Give the listing below again in full, exactly as written.

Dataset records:
'''

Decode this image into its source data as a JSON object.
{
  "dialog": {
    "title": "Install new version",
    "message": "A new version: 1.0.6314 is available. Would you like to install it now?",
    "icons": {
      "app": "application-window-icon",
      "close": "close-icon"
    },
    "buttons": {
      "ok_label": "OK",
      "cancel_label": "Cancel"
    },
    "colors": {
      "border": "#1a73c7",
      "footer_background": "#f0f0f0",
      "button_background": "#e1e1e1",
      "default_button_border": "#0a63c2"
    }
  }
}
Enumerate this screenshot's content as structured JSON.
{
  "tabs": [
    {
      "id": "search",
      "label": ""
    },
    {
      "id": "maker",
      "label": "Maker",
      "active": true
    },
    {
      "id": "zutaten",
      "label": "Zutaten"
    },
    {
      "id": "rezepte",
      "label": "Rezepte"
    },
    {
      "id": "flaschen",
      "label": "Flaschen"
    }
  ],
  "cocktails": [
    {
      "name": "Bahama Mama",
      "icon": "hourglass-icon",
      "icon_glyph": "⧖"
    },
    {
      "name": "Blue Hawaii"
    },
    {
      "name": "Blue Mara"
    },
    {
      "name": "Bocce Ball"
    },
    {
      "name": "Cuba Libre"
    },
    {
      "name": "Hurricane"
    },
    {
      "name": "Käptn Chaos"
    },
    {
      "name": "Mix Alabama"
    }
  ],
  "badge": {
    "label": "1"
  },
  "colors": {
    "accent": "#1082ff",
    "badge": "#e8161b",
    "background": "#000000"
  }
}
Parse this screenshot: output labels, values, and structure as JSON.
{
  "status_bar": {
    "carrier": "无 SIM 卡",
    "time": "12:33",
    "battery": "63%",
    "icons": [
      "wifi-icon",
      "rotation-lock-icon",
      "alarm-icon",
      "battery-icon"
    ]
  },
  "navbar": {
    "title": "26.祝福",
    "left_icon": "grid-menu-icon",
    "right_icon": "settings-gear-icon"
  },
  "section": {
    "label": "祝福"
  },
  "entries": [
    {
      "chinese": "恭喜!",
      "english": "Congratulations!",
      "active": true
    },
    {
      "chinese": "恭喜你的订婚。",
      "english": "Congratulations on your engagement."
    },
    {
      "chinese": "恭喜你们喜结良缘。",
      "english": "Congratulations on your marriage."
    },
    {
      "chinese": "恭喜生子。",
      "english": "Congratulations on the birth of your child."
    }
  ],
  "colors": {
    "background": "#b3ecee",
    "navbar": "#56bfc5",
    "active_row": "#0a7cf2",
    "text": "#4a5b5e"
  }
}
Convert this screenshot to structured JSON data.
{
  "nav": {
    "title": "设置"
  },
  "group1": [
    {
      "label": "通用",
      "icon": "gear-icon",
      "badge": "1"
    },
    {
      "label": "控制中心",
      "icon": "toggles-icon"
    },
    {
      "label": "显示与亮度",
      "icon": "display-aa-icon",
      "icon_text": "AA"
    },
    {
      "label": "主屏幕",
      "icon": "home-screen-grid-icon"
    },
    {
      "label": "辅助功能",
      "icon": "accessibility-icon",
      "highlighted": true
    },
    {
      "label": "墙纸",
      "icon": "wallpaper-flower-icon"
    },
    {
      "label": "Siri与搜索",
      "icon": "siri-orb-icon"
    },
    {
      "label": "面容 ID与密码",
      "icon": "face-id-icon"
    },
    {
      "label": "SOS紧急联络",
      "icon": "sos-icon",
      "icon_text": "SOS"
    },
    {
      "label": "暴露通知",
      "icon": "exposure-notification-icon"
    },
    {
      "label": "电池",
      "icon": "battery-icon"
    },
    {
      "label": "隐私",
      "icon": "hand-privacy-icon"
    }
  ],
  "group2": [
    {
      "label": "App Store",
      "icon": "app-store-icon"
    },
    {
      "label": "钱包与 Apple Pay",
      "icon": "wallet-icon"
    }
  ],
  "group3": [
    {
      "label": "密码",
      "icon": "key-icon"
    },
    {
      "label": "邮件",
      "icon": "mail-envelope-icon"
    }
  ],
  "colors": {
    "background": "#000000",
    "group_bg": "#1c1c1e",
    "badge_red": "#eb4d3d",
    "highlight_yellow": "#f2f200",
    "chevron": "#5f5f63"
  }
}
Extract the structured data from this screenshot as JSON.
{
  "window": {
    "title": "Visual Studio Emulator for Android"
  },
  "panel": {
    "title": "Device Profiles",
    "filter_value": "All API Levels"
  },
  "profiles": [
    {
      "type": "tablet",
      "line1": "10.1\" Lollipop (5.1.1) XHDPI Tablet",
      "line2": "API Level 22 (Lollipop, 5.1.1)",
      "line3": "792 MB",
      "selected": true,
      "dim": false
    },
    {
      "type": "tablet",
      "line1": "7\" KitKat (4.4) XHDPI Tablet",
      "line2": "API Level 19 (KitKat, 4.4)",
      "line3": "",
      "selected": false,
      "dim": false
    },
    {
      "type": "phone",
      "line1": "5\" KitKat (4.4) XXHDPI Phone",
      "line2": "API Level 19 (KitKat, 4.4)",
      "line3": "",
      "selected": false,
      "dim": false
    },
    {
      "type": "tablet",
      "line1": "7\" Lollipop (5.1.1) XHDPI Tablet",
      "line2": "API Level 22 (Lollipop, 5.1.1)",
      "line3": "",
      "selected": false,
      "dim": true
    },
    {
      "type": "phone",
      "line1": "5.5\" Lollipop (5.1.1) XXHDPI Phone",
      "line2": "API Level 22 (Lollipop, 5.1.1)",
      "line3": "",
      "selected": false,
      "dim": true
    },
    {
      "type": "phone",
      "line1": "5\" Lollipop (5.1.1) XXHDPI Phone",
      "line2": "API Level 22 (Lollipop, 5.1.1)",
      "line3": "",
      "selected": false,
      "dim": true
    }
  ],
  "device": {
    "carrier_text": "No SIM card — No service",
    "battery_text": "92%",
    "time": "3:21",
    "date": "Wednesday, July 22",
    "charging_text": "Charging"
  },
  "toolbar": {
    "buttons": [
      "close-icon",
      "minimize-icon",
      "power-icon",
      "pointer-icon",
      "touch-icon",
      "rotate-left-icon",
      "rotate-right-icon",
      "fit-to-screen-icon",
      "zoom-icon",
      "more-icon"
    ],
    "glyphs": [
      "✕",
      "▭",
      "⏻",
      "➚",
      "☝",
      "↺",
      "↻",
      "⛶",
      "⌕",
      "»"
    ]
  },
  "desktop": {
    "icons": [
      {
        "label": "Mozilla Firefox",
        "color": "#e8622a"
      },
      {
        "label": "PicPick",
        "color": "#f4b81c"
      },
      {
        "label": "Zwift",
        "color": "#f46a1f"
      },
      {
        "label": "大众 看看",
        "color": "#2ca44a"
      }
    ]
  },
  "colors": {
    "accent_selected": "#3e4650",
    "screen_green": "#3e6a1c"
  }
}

'''

Answer to this exercise:
Decode this image into its source data as a JSON object.
{
  "dialog": {
    "title": "Install new version",
    "message": "A new version: 1.0.6314 is available. Would you like to install it now?",
    "icons": {
      "app": "application-window-icon",
      "close": "close-icon"
    },
    "buttons": {
      "ok_label": "OK",
      "cancel_label": "Cancel"
    },
    "colors": {
      "border": "#1a73c7",
      "footer_background": "#f0f0f0",
      "button_background": "#e1e1e1",
      "default_button_border": "#0a63c2"
    }
  }
}
Enumerate this screenshot's content as structured JSON.
{
  "tabs": [
    {
      "id": "search",
      "label": ""
    },
    {
      "id": "maker",
      "label": "Maker",
      "active": true
    },
    {
      "id": "zutaten",
      "label": "Zutaten"
    },
    {
      "id": "rezepte",
      "label": "Rezepte"
    },
    {
      "id": "flaschen",
      "label": "Flaschen"
    }
  ],
  "cocktails": [
    {
      "name": "Bahama Mama",
      "icon": "hourglass-icon",
      "icon_glyph": "⧖"
    },
    {
      "name": "Blue Hawaii"
    },
    {
      "name": "Blue Mara"
    },
    {
      "name": "Bocce Ball"
    },
    {
      "name": "Cuba Libre"
    },
    {
      "name": "Hurricane"
    },
    {
      "name": "Käptn Chaos"
    },
    {
      "name": "Mix Alabama"
    }
  ],
  "badge": {
    "label": "1"
  },
  "colors": {
    "accent": "#1082ff",
    "badge": "#e8161b",
    "background": "#000000"
  }
}
Parse this screenshot: output labels, values, and structure as JSON.
{
  "status_bar": {
    "carrier": "无 SIM 卡",
    "time": "12:33",
    "battery": "63%",
    "icons": [
      "wifi-icon",
      "rotation-lock-icon",
      "alarm-icon",
      "battery-icon"
    ]
  },
  "navbar": {
    "title": "26.祝福",
    "left_icon": "grid-menu-icon",
    "right_icon": "settings-gear-icon"
  },
  "section": {
    "label": "祝福"
  },
  "entries": [
    {
      "chinese": "恭喜!",
      "english": "Congratulations!",
      "active": true
    },
    {
      "chinese": "恭喜你的订婚。",
      "english": "Congratulations on your engagement."
    },
    {
      "chinese": "恭喜你们喜结良缘。",
      "english": "Congratulations on your marriage."
    },
    {
      "chinese": "恭喜生子。",
      "english": "Congratulations on the birth of your child."
    }
  ],
  "colors": {
    "background": "#b3ecee",
    "navbar": "#56bfc5",
    "active_row": "#0a7cf2",
    "text": "#4a5b5e"
  }
}
Convert this screenshot to structured JSON data.
{
  "nav": {
    "title": "设置"
  },
  "group1": [
    {
      "label": "通用",
      "icon": "gear-icon",
      "badge": "1"
    },
    {
      "label": "控制中心",
      "icon": "toggles-icon"
    },
    {
      "label": "显示与亮度",
      "icon": "display-aa-icon",
      "icon_text": "AA"
    },
    {
      "label": "主屏幕",
      "icon": "home-screen-grid-icon"
    },
    {
      "label": "辅助功能",
      "icon": "accessibility-icon",
      "highlighted": true
    },
    {
      "label": "墙纸",
      "icon": "wallpaper-flower-icon"
    },
    {
      "label": "Siri与搜索",
      "icon": "siri-orb-icon"
    },
    {
      "label": "面容 ID与密码",
      "icon": "face-id-icon"
    },
    {
      "label": "SOS紧急联络",
      "icon": "sos-icon",
      "icon_text": "SOS"
    },
    {
      "label": "暴露通知",
      "icon": "exposure-notification-icon"
    },
    {
      "label": "电池",
      "icon": "battery-icon"
    },
    {
      "label": "隐私",
      "icon": "hand-privacy-icon"
    }
  ],
  "group2": [
    {
      "label": "App Store",
      "icon": "app-store-icon"
    },
    {
      "label": "钱包与 Apple Pay",
      "icon": "wallet-icon"
    }
  ],
  "group3": [
    {
      "label": "密码",
      "icon": "key-icon"
    },
    {
      "label": "邮件",
      "icon": "mail-envelope-icon"
    }
  ],
  "colors": {
    "background": "#000000",
    "group_bg": "#1c1c1e",
    "badge_red": "#eb4d3d",
    "highlight_yellow": "#f2f200",
    "chevron": "#5f5f63"
  }
}
Extract the structured data from this screenshot as JSON.
{
  "window": {
    "title": "Visual Studio Emulator for Android"
  },
  "panel": {
    "title": "Device Profiles",
    "filter_value": "All API Levels"
  },
  "profiles": [
    {
      "type": "tablet",
      "line1": "10.1\" Lollipop (5.1.1) XHDPI Tablet",
      "line2": "API Level 22 (Lollipop, 5.1.1)",
      "line3": "792 MB",
      "selected": true,
      "dim": false
    },
    {
      "type": "tablet",
      "line1": "7\" KitKat (4.4) XHDPI Tablet",
      "line2": "API Level 19 (KitKat, 4.4)",
      "line3": "",
      "selected": false,
      "dim": false
    },
    {
      "type": "phone",
      "line1": "5\" KitKat (4.4) XXHDPI Phone",
      "line2": "API Level 19 (KitKat, 4.4)",
      "line3": "",
      "selected": false,
      "dim": false
    },
    {
      "type": "tablet",
      "line1": "7\" Lollipop (5.1.1) XHDPI Tablet",
      "line2": "API Level 22 (Lollipop, 5.1.1)",
      "line3": "",
      "selected": false,
      "dim": true
    },
    {
      "type": "phone",
      "line1": "5.5\" Lollipop (5.1.1) XXHDPI Phone",
      "line2": "API Level 22 (Lollipop, 5.1.1)",
      "line3": "",
      "selected": false,
      "dim": true
    },
    {
      "type": "phone",
      "line1": "5\" Lollipop (5.1.1) XXHDPI Phone",
      "line2": "API Level 22 (Lollipop, 5.1.1)",
      "line3": "",
      "selected": false,
      "dim": true
    }
  ],
  "device": {
    "carrier_text": "No SIM card — No service",
    "battery_text": "92%",
    "time": "3:21",
    "date": "Wednesday, July 22",
    "charging_text": "Charging"
  },
  "toolbar": {
    "buttons": [
      "close-icon",
      "minimize-icon",
      "power-icon",
      "pointer-icon",
      "touch-icon",
      "rotate-left-icon",
      "rotate-right-icon",
      "fit-to-screen-icon",
      "zoom-icon",
      "more-icon"
    ],
    "glyphs": [
      "✕",
      "▭",
      "⏻",
      "➚",
      "☝",
      "↺",
      "↻",
      "⛶",
      "⌕",
      "»"
    ]
  },
  "desktop": {
    "icons": [
      {
        "label": "Mozilla Firefox",
        "color": "#e8622a"
      },
      {
        "label": "PicPick",
        "color": "#f4b81c"
      },
      {
        "label": "Zwift",
        "color": "#f46a1f"
      },
      {
        "label": "大众 看看",
        "color": "#2ca44a"
      }
    ]
  },
  "colors": {
    "accent_selected": "#3e4650",
    "screen_green": "#3e6a1c"
  }
}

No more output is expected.